**WHAT IS ASKED**
Copy the data exactly; pictures stay out of the copy.

(Entries taken from a collection)
- - - - - - -
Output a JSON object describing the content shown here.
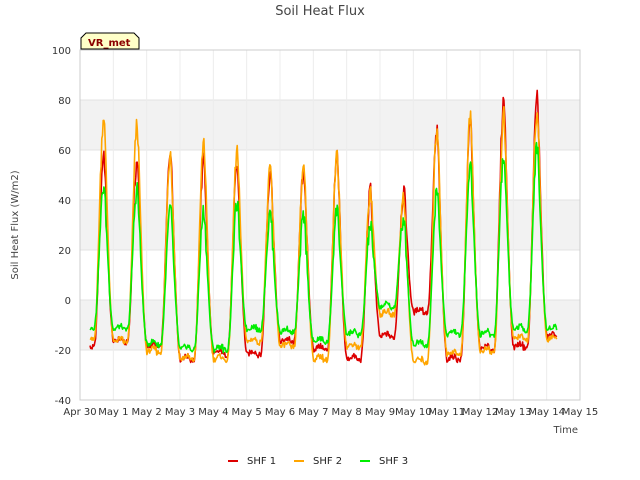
{
  "chart_data": {
    "type": "line",
    "title": "Soil Heat Flux",
    "xlabel": "Time",
    "ylabel": "Soil Heat Flux (W/m2)",
    "ylim": [
      -40,
      100
    ],
    "yticks": [
      -40,
      -20,
      0,
      20,
      40,
      60,
      80,
      100
    ],
    "xlim": [
      0,
      15
    ],
    "xticks": [
      {
        "value": 0,
        "label": "Apr 30"
      },
      {
        "value": 1,
        "label": "May 1"
      },
      {
        "value": 2,
        "label": "May 2"
      },
      {
        "value": 3,
        "label": "May 3"
      },
      {
        "value": 4,
        "label": "May 4"
      },
      {
        "value": 5,
        "label": "May 5"
      },
      {
        "value": 6,
        "label": "May 6"
      },
      {
        "value": 7,
        "label": "May 7"
      },
      {
        "value": 8,
        "label": "May 8"
      },
      {
        "value": 9,
        "label": "May 9"
      },
      {
        "value": 10,
        "label": "May 10"
      },
      {
        "value": 11,
        "label": "May 11"
      },
      {
        "value": 12,
        "label": "May 12"
      },
      {
        "value": 13,
        "label": "May 13"
      },
      {
        "value": 14,
        "label": "May 14"
      },
      {
        "value": 15,
        "label": "May 15"
      }
    ],
    "grid": true,
    "legend_position": "bottom",
    "annotation": "VR_met",
    "day_start": 0.3,
    "day_count": 14,
    "series": [
      {
        "name": "SHF 1",
        "color": "#dd0000",
        "peaks": [
          59,
          56,
          61,
          57,
          54,
          53,
          53,
          57,
          44,
          44,
          68,
          72,
          81,
          82
        ],
        "troughs": [
          -19,
          -17,
          -19,
          -24,
          -22,
          -22,
          -17,
          -20,
          -24,
          -15,
          -5,
          -24,
          -20,
          -19,
          -15,
          -14
        ]
      },
      {
        "name": "SHF 2",
        "color": "#ffa500",
        "peaks": [
          74,
          71,
          60,
          64,
          60,
          53,
          55,
          58,
          45,
          41,
          70,
          75,
          74,
          76
        ],
        "troughs": [
          -16,
          -17,
          -21,
          -24,
          -24,
          -17,
          -19,
          -24,
          -19,
          -6,
          -25,
          -22,
          -21,
          -16,
          -16,
          -14
        ]
      },
      {
        "name": "SHF 3",
        "color": "#00ee00",
        "peaks": [
          46,
          45,
          37,
          36,
          39,
          35,
          34,
          37,
          30,
          33,
          44,
          55,
          58,
          62
        ],
        "troughs": [
          -11,
          -12,
          -18,
          -20,
          -20,
          -12,
          -13,
          -17,
          -14,
          -3,
          -18,
          -14,
          -14,
          -12,
          -12,
          -8
        ]
      }
    ]
  }
}
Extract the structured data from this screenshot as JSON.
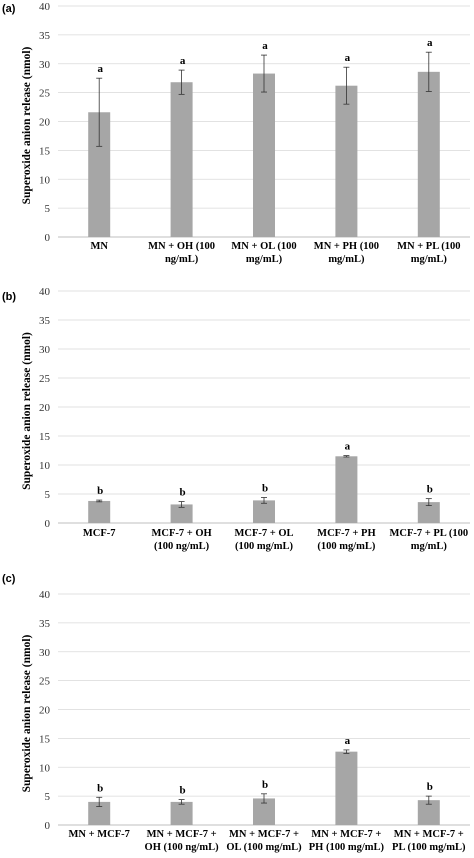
{
  "chart_data": [
    {
      "type": "bar",
      "panel_label": "(a)",
      "ylabel": "Superoxide anion release (nmol)",
      "ylim": [
        0,
        40
      ],
      "yticks": [
        "0",
        "5",
        "10",
        "15",
        "20",
        "25",
        "30",
        "35",
        "40"
      ],
      "grid": true,
      "bar_color": "#a6a6a6",
      "categories": [
        [
          "MN"
        ],
        [
          "MN + OH (100",
          "ng/mL)"
        ],
        [
          "MN + OL (100",
          "mg/mL)"
        ],
        [
          "MN + PH (100",
          "mg/mL)"
        ],
        [
          "MN + PL  (100",
          "mg/mL)"
        ]
      ],
      "values": [
        21.6,
        26.8,
        28.3,
        26.2,
        28.6
      ],
      "errors": [
        5.9,
        2.1,
        3.2,
        3.2,
        3.4
      ],
      "significance": [
        "a",
        "a",
        "a",
        "a",
        "a"
      ]
    },
    {
      "type": "bar",
      "panel_label": "(b)",
      "ylabel": "Superoxide anion release (nmol)",
      "ylim": [
        0,
        40
      ],
      "yticks": [
        "0",
        "5",
        "10",
        "15",
        "20",
        "25",
        "30",
        "35",
        "40"
      ],
      "grid": true,
      "bar_color": "#a6a6a6",
      "categories": [
        [
          "MCF-7"
        ],
        [
          "MCF-7 + OH",
          "(100 ng/mL)"
        ],
        [
          "MCF-7 + OL",
          "(100 mg/mL)"
        ],
        [
          "MCF-7 + PH",
          "(100 mg/mL)"
        ],
        [
          "MCF-7 + PL (100",
          "mg/mL)"
        ]
      ],
      "values": [
        3.8,
        3.2,
        3.9,
        11.5,
        3.6
      ],
      "errors": [
        0.15,
        0.5,
        0.5,
        0.12,
        0.6
      ],
      "significance": [
        "b",
        "b",
        "b",
        "a",
        "b"
      ]
    },
    {
      "type": "bar",
      "panel_label": "(c)",
      "ylabel": "Superoxide anion release (nmol)",
      "ylim": [
        0,
        40
      ],
      "yticks": [
        "0",
        "5",
        "10",
        "15",
        "20",
        "25",
        "30",
        "35",
        "40"
      ],
      "grid": true,
      "bar_color": "#a6a6a6",
      "categories": [
        [
          "MN + MCF-7"
        ],
        [
          "MN + MCF-7 +",
          "OH (100 ng/mL)"
        ],
        [
          "MN + MCF-7 +",
          "OL (100 mg/mL)"
        ],
        [
          "MN + MCF-7 +",
          "PH (100 mg/mL)"
        ],
        [
          "MN + MCF-7 +",
          "PL (100 mg/mL)"
        ]
      ],
      "values": [
        4.0,
        4.0,
        4.6,
        12.7,
        4.3
      ],
      "errors": [
        0.8,
        0.4,
        0.8,
        0.3,
        0.7
      ],
      "significance": [
        "b",
        "b",
        "b",
        "a",
        "b"
      ]
    }
  ]
}
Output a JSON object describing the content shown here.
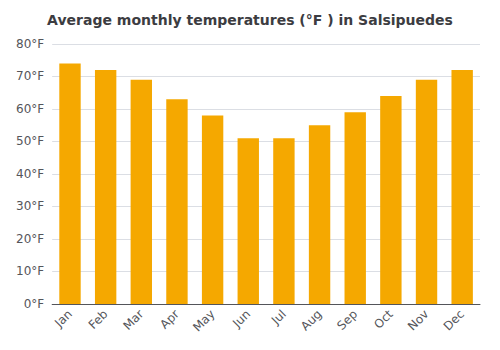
{
  "chart_data": {
    "type": "bar",
    "title": "Average monthly temperatures (°F ) in Salsipuedes",
    "categories": [
      "Jan",
      "Feb",
      "Mar",
      "Apr",
      "May",
      "Jun",
      "Jul",
      "Aug",
      "Sep",
      "Oct",
      "Nov",
      "Dec"
    ],
    "values": [
      74,
      72,
      69,
      63,
      58,
      51,
      51,
      55,
      59,
      64,
      69,
      72
    ],
    "color": "#F5A800",
    "ylim": [
      0,
      80
    ],
    "yticks": [
      {
        "value": 0,
        "label": "0°F"
      },
      {
        "value": 10,
        "label": "10°F"
      },
      {
        "value": 20,
        "label": "20°F"
      },
      {
        "value": 30,
        "label": "30°F"
      },
      {
        "value": 40,
        "label": "40°F"
      },
      {
        "value": 50,
        "label": "50°F"
      },
      {
        "value": 60,
        "label": "60°F"
      },
      {
        "value": 70,
        "label": "70°F"
      },
      {
        "value": 80,
        "label": "80°F"
      }
    ],
    "grid": true
  }
}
- - - - - - -
**SOLUTION**
Output a JSON object describing the content shown here.
{
  "chart_data": {
    "type": "line",
    "title": "Soil Heat Flux",
    "xlabel": "Time",
    "ylabel": "Soil Heat Flux (W/m2)",
    "ylim": [
      -40,
      100
    ],
    "yticks": [
      -40,
      -20,
      0,
      20,
      40,
      60,
      80,
      100
    ],
    "xlim": [
      0,
      15
    ],
    "xticks": [
      {
        "value": 0,
        "label": "Apr 30"
      },
      {
        "value": 1,
        "label": "May 1"
      },
      {
        "value": 2,
        "label": "May 2"
      },
      {
        "value": 3,
        "label": "May 3"
      },
      {
        "value": 4,
        "label": "May 4"
      },
      {
        "value": 5,
        "label": "May 5"
      },
      {
        "value": 6,
        "label": "May 6"
      },
      {
        "value": 7,
        "label": "May 7"
      },
      {
        "value": 8,
        "label": "May 8"
      },
      {
        "value": 9,
        "label": "May 9"
      },
      {
        "value": 10,
        "label": "May 10"
      },
      {
        "value": 11,
        "label": "May 11"
      },
      {
        "value": 12,
        "label": "May 12"
      },
      {
        "value": 13,
        "label": "May 13"
      },
      {
        "value": 14,
        "label": "May 14"
      },
      {
        "value": 15,
        "label": "May 15"
      }
    ],
    "grid": true,
    "legend_position": "bottom",
    "annotation": "VR_met",
    "day_start": 0.3,
    "day_count": 14,
    "series": [
      {
        "name": "SHF 1",
        "color": "#dd0000",
        "peaks": [
          59,
          56,
          61,
          57,
          54,
          53,
          53,
          57,
          44,
          44,
          68,
          72,
          81,
          82
        ],
        "troughs": [
          -19,
          -17,
          -19,
          -24,
          -22,
          -22,
          -17,
          -20,
          -24,
          -15,
          -5,
          -24,
          -20,
          -19,
          -15,
          -14
        ]
      },
      {
        "name": "SHF 2",
        "color": "#ffa500",
        "peaks": [
          74,
          71,
          60,
          64,
          60,
          53,
          55,
          58,
          45,
          41,
          70,
          75,
          74,
          76
        ],
        "troughs": [
          -16,
          -17,
          -21,
          -24,
          -24,
          -17,
          -19,
          -24,
          -19,
          -6,
          -25,
          -22,
          -21,
          -16,
          -16,
          -14
        ]
      },
      {
        "name": "SHF 3",
        "color": "#00ee00",
        "peaks": [
          46,
          45,
          37,
          36,
          39,
          35,
          34,
          37,
          30,
          33,
          44,
          55,
          58,
          62
        ],
        "troughs": [
          -11,
          -12,
          -18,
          -20,
          -20,
          -12,
          -13,
          -17,
          -14,
          -3,
          -18,
          -14,
          -14,
          -12,
          -12,
          -8
        ]
      }
    ]
  }
}
Extract the structured data from this screenshot as JSON.
{
  "chart_data": [
    {
      "type": "bar",
      "panel_label": "(a)",
      "ylabel": "Superoxide anion release (nmol)",
      "ylim": [
        0,
        40
      ],
      "yticks": [
        "0",
        "5",
        "10",
        "15",
        "20",
        "25",
        "30",
        "35",
        "40"
      ],
      "grid": true,
      "bar_color": "#a6a6a6",
      "categories": [
        [
          "MN"
        ],
        [
          "MN + OH (100",
          "ng/mL)"
        ],
        [
          "MN + OL (100",
          "mg/mL)"
        ],
        [
          "MN + PH (100",
          "mg/mL)"
        ],
        [
          "MN + PL  (100",
          "mg/mL)"
        ]
      ],
      "values": [
        21.6,
        26.8,
        28.3,
        26.2,
        28.6
      ],
      "errors": [
        5.9,
        2.1,
        3.2,
        3.2,
        3.4
      ],
      "significance": [
        "a",
        "a",
        "a",
        "a",
        "a"
      ]
    },
    {
      "type": "bar",
      "panel_label": "(b)",
      "ylabel": "Superoxide anion release (nmol)",
      "ylim": [
        0,
        40
      ],
      "yticks": [
        "0",
        "5",
        "10",
        "15",
        "20",
        "25",
        "30",
        "35",
        "40"
      ],
      "grid": true,
      "bar_color": "#a6a6a6",
      "categories": [
        [
          "MCF-7"
        ],
        [
          "MCF-7 + OH",
          "(100 ng/mL)"
        ],
        [
          "MCF-7 + OL",
          "(100 mg/mL)"
        ],
        [
          "MCF-7 + PH",
          "(100 mg/mL)"
        ],
        [
          "MCF-7 + PL (100",
          "mg/mL)"
        ]
      ],
      "values": [
        3.8,
        3.2,
        3.9,
        11.5,
        3.6
      ],
      "errors": [
        0.15,
        0.5,
        0.5,
        0.12,
        0.6
      ],
      "significance": [
        "b",
        "b",
        "b",
        "a",
        "b"
      ]
    },
    {
      "type": "bar",
      "panel_label": "(c)",
      "ylabel": "Superoxide anion release (nmol)",
      "ylim": [
        0,
        40
      ],
      "yticks": [
        "0",
        "5",
        "10",
        "15",
        "20",
        "25",
        "30",
        "35",
        "40"
      ],
      "grid": true,
      "bar_color": "#a6a6a6",
      "categories": [
        [
          "MN + MCF-7"
        ],
        [
          "MN + MCF-7 +",
          "OH (100 ng/mL)"
        ],
        [
          "MN + MCF-7 +",
          "OL (100 mg/mL)"
        ],
        [
          "MN + MCF-7 +",
          "PH (100 mg/mL)"
        ],
        [
          "MN + MCF-7 +",
          "PL (100 mg/mL)"
        ]
      ],
      "values": [
        4.0,
        4.0,
        4.6,
        12.7,
        4.3
      ],
      "errors": [
        0.8,
        0.4,
        0.8,
        0.3,
        0.7
      ],
      "significance": [
        "b",
        "b",
        "b",
        "a",
        "b"
      ]
    }
  ]
}
Output a JSON object describing the content shown here.
{
  "chart_data": {
    "type": "bar",
    "title": "Average monthly temperatures (°F ) in Salsipuedes",
    "categories": [
      "Jan",
      "Feb",
      "Mar",
      "Apr",
      "May",
      "Jun",
      "Jul",
      "Aug",
      "Sep",
      "Oct",
      "Nov",
      "Dec"
    ],
    "values": [
      74,
      72,
      69,
      63,
      58,
      51,
      51,
      55,
      59,
      64,
      69,
      72
    ],
    "color": "#F5A800",
    "ylim": [
      0,
      80
    ],
    "yticks": [
      {
        "value": 0,
        "label": "0°F"
      },
      {
        "value": 10,
        "label": "10°F"
      },
      {
        "value": 20,
        "label": "20°F"
      },
      {
        "value": 30,
        "label": "30°F"
      },
      {
        "value": 40,
        "label": "40°F"
      },
      {
        "value": 50,
        "label": "50°F"
      },
      {
        "value": 60,
        "label": "60°F"
      },
      {
        "value": 70,
        "label": "70°F"
      },
      {
        "value": 80,
        "label": "80°F"
      }
    ],
    "grid": true
  }
}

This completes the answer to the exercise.